-- Work to be completed --
Do any lines in the data below contain "Studio"? If so, copy every one of them.

-- Records provided --
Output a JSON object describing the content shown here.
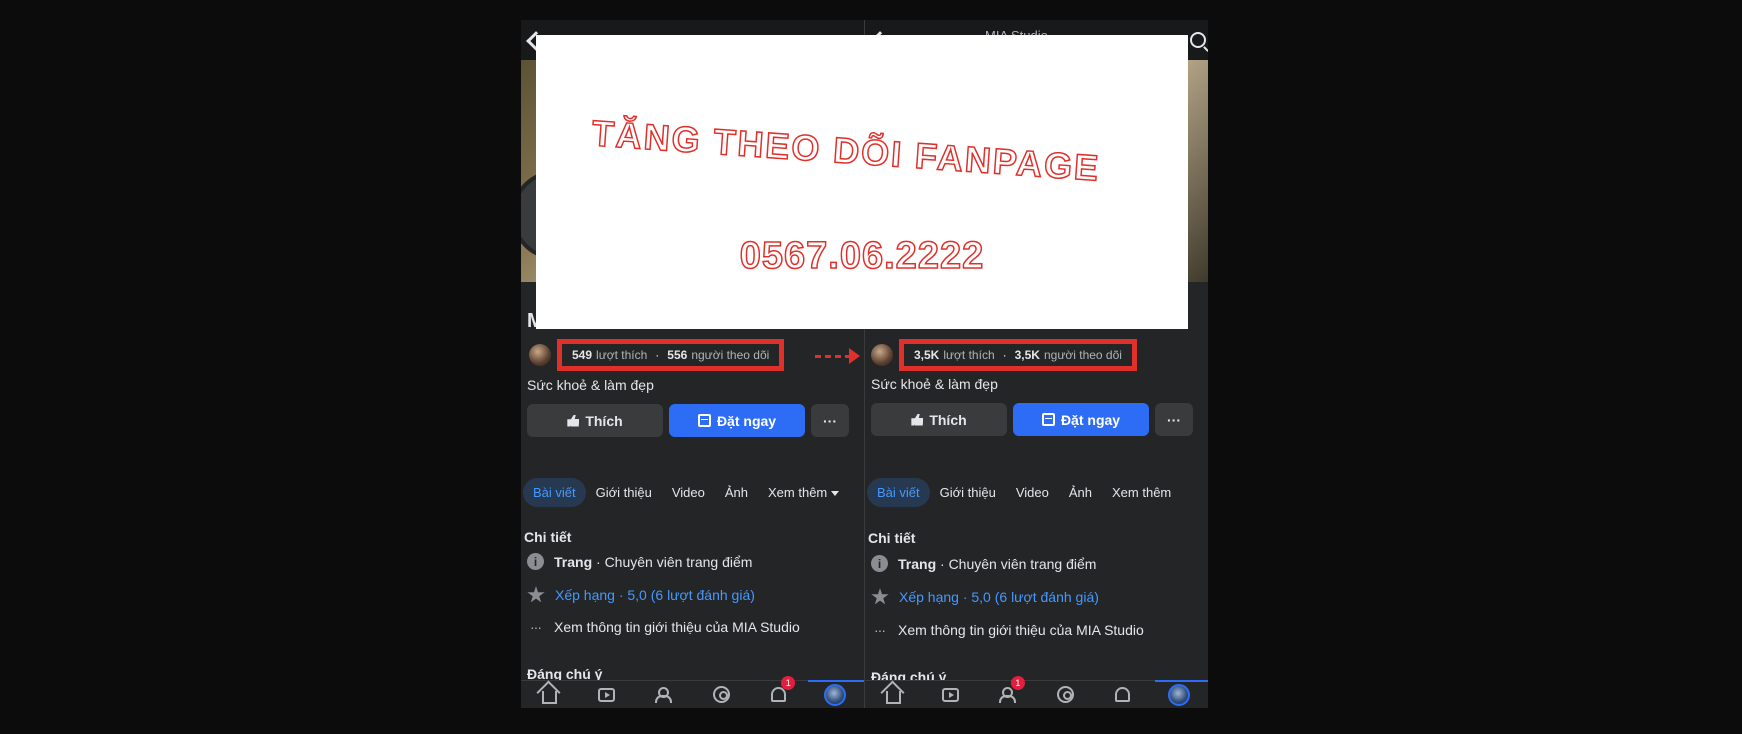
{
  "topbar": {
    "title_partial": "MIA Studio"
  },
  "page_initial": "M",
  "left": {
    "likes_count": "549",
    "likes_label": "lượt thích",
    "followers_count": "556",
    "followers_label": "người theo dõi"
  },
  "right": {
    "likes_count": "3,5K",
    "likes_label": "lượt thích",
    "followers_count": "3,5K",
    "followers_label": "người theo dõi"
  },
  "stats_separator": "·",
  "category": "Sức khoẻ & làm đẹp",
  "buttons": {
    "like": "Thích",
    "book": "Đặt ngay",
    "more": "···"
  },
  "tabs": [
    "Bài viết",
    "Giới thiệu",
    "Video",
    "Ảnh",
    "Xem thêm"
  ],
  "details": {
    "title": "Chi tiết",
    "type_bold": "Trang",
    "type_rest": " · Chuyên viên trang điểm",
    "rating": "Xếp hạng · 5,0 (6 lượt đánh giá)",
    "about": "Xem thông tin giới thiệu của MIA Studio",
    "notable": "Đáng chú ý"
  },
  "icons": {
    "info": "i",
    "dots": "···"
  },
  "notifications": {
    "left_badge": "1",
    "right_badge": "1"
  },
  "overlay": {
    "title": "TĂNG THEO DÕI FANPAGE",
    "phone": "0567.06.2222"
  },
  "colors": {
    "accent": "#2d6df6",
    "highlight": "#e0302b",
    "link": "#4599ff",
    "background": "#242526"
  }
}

--

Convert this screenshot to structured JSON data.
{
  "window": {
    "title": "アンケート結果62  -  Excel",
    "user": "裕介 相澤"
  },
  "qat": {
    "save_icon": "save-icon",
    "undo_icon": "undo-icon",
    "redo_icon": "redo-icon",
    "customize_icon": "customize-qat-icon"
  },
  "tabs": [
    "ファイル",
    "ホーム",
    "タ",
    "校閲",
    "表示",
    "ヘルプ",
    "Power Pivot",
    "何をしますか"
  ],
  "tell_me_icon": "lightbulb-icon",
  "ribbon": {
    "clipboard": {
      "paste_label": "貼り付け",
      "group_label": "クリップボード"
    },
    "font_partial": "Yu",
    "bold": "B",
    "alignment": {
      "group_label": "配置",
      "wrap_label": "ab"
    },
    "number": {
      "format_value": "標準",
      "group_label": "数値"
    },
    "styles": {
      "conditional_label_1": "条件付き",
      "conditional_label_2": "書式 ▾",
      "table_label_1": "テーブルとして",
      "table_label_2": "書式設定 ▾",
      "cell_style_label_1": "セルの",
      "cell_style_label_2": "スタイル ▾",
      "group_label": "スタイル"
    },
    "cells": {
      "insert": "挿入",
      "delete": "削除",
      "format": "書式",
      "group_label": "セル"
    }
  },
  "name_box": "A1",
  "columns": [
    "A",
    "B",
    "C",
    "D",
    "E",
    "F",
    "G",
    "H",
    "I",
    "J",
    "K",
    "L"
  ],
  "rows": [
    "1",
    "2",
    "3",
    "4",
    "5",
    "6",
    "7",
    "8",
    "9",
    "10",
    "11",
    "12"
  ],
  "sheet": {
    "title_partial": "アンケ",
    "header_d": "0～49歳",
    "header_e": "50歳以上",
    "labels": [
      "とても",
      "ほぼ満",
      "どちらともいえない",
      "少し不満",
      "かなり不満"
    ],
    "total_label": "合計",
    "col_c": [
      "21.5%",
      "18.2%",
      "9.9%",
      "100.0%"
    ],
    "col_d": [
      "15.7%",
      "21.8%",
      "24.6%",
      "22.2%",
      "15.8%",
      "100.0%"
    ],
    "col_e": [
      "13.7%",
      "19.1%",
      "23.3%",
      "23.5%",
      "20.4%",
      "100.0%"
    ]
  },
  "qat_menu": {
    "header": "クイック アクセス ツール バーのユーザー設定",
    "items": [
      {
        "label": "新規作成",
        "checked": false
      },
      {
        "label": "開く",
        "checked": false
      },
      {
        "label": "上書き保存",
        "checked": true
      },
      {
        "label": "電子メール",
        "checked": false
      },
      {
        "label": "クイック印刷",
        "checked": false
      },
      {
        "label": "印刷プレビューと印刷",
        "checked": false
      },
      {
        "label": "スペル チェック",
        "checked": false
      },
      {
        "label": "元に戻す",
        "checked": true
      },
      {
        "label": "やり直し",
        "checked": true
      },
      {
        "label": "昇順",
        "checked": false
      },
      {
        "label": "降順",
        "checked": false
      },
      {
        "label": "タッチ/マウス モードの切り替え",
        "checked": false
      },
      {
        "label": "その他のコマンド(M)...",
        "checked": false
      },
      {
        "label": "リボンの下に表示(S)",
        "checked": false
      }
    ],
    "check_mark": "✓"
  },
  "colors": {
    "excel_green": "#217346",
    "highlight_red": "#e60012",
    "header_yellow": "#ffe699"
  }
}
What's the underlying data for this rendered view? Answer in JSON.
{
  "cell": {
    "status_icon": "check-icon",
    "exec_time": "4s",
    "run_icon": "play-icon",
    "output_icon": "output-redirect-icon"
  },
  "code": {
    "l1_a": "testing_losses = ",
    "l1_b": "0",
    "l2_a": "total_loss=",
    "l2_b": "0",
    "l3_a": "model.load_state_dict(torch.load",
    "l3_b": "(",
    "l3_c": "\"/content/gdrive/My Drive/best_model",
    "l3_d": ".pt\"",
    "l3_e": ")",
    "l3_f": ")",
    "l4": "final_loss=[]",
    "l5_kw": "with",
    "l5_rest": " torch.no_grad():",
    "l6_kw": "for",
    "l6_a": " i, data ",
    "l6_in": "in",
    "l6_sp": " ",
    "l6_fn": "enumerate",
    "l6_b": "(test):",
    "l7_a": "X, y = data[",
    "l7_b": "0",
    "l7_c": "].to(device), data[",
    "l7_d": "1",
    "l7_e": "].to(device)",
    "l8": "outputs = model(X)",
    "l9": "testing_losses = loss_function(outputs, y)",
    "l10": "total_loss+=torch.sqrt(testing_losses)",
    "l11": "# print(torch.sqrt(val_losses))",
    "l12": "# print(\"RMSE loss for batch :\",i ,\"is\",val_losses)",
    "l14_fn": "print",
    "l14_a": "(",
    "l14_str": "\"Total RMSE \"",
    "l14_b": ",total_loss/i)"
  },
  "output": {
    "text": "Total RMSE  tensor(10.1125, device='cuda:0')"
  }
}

-- Task output --
    "title_partial": "MIA Studio"
    "about": "Xem thông tin giới thiệu của MIA Studio",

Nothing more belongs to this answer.